[[ Supplied material open ]]

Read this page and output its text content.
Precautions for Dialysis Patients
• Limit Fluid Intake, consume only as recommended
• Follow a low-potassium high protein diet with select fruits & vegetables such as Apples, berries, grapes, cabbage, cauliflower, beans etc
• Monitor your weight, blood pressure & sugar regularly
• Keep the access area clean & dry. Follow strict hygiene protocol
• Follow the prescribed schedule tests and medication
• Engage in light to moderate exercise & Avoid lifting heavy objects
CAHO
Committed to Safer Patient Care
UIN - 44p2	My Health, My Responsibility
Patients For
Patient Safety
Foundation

[[ Supplied material closed ]]

How to complete this task: Every line of the data above should be copied exactly.

Response area:
Read this page and output its text content.
Precautions for Dialysis Patients
• Limit Fluid Intake, consume only as recommended
• Follow a low-potassium high protein diet with select fruits & vegetables such as Apples, berries, grapes, cabbage, cauliflower, beans etc
• Monitor your weight, blood pressure & sugar regularly
• Keep the access area clean & dry. Follow strict hygiene protocol
• Follow the prescribed schedule tests and medication
• Engage in light to moderate exercise & Avoid lifting heavy objects
CAHO
Committed to Safer Patient Care
UIN - 44p2	My Health, My Responsibility
Patients For
Patient Safety
Foundation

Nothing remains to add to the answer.